● TO BE DONE
Tally up the lines that include "avviso" and state that number by itself.

Stored records
● ● ● ● ●
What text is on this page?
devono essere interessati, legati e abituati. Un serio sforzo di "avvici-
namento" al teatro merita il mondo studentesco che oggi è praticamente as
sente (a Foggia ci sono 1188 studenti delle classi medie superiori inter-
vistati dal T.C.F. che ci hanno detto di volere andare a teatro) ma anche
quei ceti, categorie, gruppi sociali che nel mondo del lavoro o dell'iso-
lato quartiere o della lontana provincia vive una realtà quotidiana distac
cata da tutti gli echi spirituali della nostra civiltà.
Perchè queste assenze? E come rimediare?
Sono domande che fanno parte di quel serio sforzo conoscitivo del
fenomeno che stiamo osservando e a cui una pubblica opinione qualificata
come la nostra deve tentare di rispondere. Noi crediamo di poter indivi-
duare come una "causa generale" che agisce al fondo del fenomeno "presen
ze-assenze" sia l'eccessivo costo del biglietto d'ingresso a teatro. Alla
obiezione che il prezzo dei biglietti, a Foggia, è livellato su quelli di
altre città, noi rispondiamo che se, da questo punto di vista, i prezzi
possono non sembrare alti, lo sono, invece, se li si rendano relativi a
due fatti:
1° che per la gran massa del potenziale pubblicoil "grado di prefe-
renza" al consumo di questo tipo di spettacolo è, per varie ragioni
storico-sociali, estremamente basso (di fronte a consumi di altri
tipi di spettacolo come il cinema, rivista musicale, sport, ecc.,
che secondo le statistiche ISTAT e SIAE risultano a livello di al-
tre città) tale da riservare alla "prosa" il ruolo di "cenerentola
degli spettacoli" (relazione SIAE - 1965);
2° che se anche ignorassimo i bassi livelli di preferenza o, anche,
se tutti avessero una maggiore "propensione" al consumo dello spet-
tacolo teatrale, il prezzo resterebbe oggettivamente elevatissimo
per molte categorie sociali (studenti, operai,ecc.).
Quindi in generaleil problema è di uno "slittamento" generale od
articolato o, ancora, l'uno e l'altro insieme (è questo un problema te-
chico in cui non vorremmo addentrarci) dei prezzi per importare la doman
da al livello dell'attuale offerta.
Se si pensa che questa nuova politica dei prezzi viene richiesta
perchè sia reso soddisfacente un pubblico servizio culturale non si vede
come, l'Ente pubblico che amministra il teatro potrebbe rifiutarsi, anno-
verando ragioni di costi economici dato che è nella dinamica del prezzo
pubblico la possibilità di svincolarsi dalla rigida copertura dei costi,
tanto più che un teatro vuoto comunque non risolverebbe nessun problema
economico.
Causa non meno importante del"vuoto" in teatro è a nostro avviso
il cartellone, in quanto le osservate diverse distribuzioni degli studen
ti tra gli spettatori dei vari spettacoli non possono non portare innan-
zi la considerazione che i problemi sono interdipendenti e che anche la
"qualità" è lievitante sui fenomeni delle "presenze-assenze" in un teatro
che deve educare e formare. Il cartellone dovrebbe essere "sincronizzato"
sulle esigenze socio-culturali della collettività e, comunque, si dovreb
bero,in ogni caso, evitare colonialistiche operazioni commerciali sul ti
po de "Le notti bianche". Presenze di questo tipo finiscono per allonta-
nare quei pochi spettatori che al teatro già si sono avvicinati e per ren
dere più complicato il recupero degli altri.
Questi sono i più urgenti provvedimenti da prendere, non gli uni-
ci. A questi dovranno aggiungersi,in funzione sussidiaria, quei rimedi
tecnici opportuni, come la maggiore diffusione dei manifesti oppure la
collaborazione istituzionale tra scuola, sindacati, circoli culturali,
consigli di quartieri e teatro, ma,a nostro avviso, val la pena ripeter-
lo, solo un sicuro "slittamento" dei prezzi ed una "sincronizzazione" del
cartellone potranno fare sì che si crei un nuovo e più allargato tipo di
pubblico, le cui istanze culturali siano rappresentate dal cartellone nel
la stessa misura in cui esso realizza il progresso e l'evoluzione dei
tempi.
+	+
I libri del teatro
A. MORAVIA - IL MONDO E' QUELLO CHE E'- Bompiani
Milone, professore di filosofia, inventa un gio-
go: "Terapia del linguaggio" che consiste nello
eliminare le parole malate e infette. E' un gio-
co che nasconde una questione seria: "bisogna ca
● ● ● ● ●
● TASK RESPONSE
2